| LISTED RECORDS |
▼
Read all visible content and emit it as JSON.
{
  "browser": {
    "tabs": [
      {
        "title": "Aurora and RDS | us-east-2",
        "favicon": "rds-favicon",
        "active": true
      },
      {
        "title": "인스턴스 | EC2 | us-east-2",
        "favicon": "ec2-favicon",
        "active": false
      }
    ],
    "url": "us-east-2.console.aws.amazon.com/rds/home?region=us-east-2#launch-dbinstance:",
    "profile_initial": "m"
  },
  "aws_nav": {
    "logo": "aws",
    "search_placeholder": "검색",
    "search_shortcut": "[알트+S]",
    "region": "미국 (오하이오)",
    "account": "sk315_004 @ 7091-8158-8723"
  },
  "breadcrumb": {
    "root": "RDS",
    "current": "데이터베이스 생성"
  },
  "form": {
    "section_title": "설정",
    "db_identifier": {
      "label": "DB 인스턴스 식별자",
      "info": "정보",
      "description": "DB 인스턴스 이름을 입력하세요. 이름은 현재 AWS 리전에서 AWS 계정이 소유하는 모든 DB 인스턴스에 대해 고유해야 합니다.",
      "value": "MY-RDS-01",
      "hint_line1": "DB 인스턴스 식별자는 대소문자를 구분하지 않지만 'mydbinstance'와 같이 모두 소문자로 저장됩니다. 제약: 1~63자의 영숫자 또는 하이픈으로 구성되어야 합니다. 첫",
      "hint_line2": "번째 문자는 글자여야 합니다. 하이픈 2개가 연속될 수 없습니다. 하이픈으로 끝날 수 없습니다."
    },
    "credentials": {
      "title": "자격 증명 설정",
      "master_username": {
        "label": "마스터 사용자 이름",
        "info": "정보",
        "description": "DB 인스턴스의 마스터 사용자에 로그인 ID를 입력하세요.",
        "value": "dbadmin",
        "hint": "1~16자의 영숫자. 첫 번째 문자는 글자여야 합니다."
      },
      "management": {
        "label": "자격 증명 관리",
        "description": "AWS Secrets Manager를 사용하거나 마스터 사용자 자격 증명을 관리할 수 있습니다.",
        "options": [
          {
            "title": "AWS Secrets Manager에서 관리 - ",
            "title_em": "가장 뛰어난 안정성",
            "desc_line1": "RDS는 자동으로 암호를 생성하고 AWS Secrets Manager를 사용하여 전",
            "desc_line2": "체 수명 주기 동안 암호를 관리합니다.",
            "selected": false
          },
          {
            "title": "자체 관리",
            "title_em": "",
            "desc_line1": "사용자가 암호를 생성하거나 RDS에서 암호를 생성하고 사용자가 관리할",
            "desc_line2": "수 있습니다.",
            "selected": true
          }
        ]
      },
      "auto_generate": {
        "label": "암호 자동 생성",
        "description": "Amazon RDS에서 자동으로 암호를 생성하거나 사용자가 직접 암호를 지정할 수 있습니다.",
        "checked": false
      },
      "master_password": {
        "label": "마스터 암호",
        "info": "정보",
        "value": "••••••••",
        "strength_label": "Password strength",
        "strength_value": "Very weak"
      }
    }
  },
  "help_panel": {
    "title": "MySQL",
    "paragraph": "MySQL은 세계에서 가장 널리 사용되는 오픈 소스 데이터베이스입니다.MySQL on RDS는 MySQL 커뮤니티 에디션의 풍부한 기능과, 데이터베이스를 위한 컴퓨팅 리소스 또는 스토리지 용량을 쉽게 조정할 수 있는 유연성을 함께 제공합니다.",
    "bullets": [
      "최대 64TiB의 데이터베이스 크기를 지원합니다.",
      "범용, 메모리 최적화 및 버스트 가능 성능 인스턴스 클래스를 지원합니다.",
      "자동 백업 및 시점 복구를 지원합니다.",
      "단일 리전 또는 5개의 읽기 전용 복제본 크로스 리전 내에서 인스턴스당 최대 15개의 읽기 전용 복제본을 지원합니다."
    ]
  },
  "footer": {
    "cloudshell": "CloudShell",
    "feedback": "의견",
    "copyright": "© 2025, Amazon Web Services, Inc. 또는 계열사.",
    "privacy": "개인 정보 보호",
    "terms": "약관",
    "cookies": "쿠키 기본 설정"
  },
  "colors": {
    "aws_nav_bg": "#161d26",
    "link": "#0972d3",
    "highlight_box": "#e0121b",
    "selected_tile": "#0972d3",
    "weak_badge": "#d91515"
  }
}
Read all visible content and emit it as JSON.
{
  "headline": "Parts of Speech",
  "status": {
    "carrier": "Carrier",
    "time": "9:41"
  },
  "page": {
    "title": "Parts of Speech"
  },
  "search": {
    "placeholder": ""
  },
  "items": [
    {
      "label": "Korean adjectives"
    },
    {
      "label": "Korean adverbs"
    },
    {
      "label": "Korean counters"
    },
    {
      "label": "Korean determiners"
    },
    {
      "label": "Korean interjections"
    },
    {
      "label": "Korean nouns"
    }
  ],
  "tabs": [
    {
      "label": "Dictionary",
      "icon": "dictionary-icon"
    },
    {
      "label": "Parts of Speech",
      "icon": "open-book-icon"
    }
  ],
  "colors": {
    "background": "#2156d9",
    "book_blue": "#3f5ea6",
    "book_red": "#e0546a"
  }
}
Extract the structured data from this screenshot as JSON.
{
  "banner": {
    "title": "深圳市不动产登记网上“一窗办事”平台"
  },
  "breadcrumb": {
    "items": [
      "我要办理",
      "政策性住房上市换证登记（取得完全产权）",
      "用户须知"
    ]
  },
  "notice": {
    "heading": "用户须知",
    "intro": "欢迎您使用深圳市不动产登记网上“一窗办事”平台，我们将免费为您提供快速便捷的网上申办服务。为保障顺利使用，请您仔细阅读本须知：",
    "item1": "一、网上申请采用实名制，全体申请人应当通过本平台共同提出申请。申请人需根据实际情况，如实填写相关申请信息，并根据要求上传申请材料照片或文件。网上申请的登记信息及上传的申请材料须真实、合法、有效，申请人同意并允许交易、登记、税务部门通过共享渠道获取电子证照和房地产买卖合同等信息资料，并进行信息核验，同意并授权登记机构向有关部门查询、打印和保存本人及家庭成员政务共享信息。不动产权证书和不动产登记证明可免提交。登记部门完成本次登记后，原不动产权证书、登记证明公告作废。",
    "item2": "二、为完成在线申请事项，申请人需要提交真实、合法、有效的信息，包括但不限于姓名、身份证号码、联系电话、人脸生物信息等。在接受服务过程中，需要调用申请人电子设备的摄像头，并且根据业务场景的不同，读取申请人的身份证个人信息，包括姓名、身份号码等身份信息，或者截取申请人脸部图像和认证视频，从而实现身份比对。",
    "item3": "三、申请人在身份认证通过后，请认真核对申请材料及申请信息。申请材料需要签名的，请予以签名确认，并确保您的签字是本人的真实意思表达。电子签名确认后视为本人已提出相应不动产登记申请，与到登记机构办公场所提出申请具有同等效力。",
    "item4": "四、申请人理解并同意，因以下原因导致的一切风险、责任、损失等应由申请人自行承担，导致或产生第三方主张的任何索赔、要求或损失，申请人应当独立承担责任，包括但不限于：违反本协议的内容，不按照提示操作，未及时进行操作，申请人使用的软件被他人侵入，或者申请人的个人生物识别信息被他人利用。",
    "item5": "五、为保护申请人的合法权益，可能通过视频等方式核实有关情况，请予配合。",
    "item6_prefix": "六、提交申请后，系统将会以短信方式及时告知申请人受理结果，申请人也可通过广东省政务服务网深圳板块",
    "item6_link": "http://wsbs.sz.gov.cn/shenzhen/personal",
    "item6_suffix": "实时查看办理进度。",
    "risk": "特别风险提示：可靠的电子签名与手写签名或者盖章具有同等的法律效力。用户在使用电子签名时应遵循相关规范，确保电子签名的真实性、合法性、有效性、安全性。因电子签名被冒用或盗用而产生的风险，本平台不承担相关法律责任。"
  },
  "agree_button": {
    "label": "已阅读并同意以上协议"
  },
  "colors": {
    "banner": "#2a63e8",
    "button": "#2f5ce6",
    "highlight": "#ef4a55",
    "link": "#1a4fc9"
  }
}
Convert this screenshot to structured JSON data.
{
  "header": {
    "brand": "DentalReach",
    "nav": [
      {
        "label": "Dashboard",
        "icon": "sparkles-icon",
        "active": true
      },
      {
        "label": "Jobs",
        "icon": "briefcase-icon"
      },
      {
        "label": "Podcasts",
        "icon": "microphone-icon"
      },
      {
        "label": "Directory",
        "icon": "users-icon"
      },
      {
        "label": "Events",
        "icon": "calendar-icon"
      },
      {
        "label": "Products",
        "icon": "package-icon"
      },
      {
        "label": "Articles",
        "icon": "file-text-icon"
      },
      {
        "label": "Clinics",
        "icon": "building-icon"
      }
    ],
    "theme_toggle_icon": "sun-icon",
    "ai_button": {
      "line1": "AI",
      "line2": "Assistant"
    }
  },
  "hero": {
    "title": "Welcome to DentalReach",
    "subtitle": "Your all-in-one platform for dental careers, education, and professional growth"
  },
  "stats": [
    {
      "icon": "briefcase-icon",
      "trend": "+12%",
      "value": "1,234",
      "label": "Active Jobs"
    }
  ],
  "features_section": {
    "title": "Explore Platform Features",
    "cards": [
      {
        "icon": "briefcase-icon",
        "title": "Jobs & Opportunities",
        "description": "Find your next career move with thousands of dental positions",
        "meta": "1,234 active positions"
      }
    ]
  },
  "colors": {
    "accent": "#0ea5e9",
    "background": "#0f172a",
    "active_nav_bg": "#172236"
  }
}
▲
Gather all lines where the word "하이픈으로" appears.

      "hint_line1": "DB 인스턴스 식별자는 대소문자를 구분하지 않지만 'mydbinstance'와 같이 모두 소문자로 저장됩니다. 제약: 1~63자의 영숫자 또는 하이픈으로 구성되어야 합니다. 첫",
      "hint_line2": "번째 문자는 글자여야 합니다. 하이픈 2개가 연속될 수 없습니다. 하이픈으로 끝날 수 없습니다."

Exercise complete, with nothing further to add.